# TASK TO CARRY OUT
Output the full material exactly as it appears here.

Stored entries
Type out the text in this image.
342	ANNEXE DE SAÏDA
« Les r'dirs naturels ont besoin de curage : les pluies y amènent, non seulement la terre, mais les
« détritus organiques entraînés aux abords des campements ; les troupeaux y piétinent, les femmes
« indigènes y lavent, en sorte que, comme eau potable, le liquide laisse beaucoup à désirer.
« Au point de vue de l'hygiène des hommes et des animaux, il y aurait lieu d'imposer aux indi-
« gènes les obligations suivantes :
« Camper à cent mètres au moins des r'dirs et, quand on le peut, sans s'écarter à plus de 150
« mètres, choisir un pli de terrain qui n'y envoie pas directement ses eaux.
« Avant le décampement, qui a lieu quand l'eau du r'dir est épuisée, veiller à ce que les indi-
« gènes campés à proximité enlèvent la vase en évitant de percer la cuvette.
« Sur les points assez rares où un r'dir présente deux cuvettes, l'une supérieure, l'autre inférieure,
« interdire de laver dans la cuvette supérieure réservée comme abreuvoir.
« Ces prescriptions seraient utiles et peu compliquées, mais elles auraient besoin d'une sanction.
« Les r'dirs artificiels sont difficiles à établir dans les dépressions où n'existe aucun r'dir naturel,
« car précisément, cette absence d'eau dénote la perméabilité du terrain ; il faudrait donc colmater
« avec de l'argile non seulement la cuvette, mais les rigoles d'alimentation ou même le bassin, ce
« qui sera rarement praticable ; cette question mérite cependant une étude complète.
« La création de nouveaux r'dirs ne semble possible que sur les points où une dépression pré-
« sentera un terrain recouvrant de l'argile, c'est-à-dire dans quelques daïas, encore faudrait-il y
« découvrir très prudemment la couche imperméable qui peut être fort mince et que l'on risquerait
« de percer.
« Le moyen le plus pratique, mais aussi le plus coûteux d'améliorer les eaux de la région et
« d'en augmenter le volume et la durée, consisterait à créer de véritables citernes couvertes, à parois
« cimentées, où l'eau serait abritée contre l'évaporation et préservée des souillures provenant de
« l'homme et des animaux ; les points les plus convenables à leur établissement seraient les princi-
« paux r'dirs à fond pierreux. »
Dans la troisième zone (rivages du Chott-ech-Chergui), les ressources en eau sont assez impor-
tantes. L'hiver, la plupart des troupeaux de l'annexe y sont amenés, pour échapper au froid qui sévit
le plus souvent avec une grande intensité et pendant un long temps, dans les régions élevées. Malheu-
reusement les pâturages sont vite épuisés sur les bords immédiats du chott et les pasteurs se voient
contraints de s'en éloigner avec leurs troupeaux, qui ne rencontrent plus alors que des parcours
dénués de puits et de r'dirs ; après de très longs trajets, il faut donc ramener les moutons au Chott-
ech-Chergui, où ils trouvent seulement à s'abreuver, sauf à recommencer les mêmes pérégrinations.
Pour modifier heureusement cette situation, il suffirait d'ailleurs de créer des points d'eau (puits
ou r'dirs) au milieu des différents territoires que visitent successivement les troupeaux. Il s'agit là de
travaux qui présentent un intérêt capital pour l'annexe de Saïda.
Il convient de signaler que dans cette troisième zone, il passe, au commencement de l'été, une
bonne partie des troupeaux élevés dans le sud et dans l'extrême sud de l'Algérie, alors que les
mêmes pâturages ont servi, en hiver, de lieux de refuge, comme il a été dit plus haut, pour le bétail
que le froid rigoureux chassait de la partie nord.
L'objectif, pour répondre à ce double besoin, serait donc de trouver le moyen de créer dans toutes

# WRITTEN RESPONSE
Type out the text in this image.
342	ANNEXE DE SAÏDA
« Les r'dirs naturels ont besoin de curage : les pluies y amènent, non seulement la terre, mais les
« détritus organiques entraînés aux abords des campements ; les troupeaux y piétinent, les femmes
« indigènes y lavent, en sorte que, comme eau potable, le liquide laisse beaucoup à désirer.
« Au point de vue de l'hygiène des hommes et des animaux, il y aurait lieu d'imposer aux indi-
« gènes les obligations suivantes :
« Camper à cent mètres au moins des r'dirs et, quand on le peut, sans s'écarter à plus de 150
« mètres, choisir un pli de terrain qui n'y envoie pas directement ses eaux.
« Avant le décampement, qui a lieu quand l'eau du r'dir est épuisée, veiller à ce que les indi-
« gènes campés à proximité enlèvent la vase en évitant de percer la cuvette.
« Sur les points assez rares où un r'dir présente deux cuvettes, l'une supérieure, l'autre inférieure,
« interdire de laver dans la cuvette supérieure réservée comme abreuvoir.
« Ces prescriptions seraient utiles et peu compliquées, mais elles auraient besoin d'une sanction.
« Les r'dirs artificiels sont difficiles à établir dans les dépressions où n'existe aucun r'dir naturel,
« car précisément, cette absence d'eau dénote la perméabilité du terrain ; il faudrait donc colmater
« avec de l'argile non seulement la cuvette, mais les rigoles d'alimentation ou même le bassin, ce
« qui sera rarement praticable ; cette question mérite cependant une étude complète.
« La création de nouveaux r'dirs ne semble possible que sur les points où une dépression pré-
« sentera un terrain recouvrant de l'argile, c'est-à-dire dans quelques daïas, encore faudrait-il y
« découvrir très prudemment la couche imperméable qui peut être fort mince et que l'on risquerait
« de percer.
« Le moyen le plus pratique, mais aussi le plus coûteux d'améliorer les eaux de la région et
« d'en augmenter le volume et la durée, consisterait à créer de véritables citernes couvertes, à parois
« cimentées, où l'eau serait abritée contre l'évaporation et préservée des souillures provenant de
« l'homme et des animaux ; les points les plus convenables à leur établissement seraient les princi-
« paux r'dirs à fond pierreux. »
Dans la troisième zone (rivages du Chott-ech-Chergui), les ressources en eau sont assez impor-
tantes. L'hiver, la plupart des troupeaux de l'annexe y sont amenés, pour échapper au froid qui sévit
le plus souvent avec une grande intensité et pendant un long temps, dans les régions élevées. Malheu-
reusement les pâturages sont vite épuisés sur les bords immédiats du chott et les pasteurs se voient
contraints de s'en éloigner avec leurs troupeaux, qui ne rencontrent plus alors que des parcours
dénués de puits et de r'dirs ; après de très longs trajets, il faut donc ramener les moutons au Chott-
ech-Chergui, où ils trouvent seulement à s'abreuver, sauf à recommencer les mêmes pérégrinations.
Pour modifier heureusement cette situation, il suffirait d'ailleurs de créer des points d'eau (puits
ou r'dirs) au milieu des différents territoires que visitent successivement les troupeaux. Il s'agit là de
travaux qui présentent un intérêt capital pour l'annexe de Saïda.
Il convient de signaler que dans cette troisième zone, il passe, au commencement de l'été, une
bonne partie des troupeaux élevés dans le sud et dans l'extrême sud de l'Algérie, alors que les
mêmes pâturages ont servi, en hiver, de lieux de refuge, comme il a été dit plus haut, pour le bétail
que le froid rigoureux chassait de la partie nord.
L'objectif, pour répondre à ce double besoin, serait donc de trouver le moyen de créer dans toutes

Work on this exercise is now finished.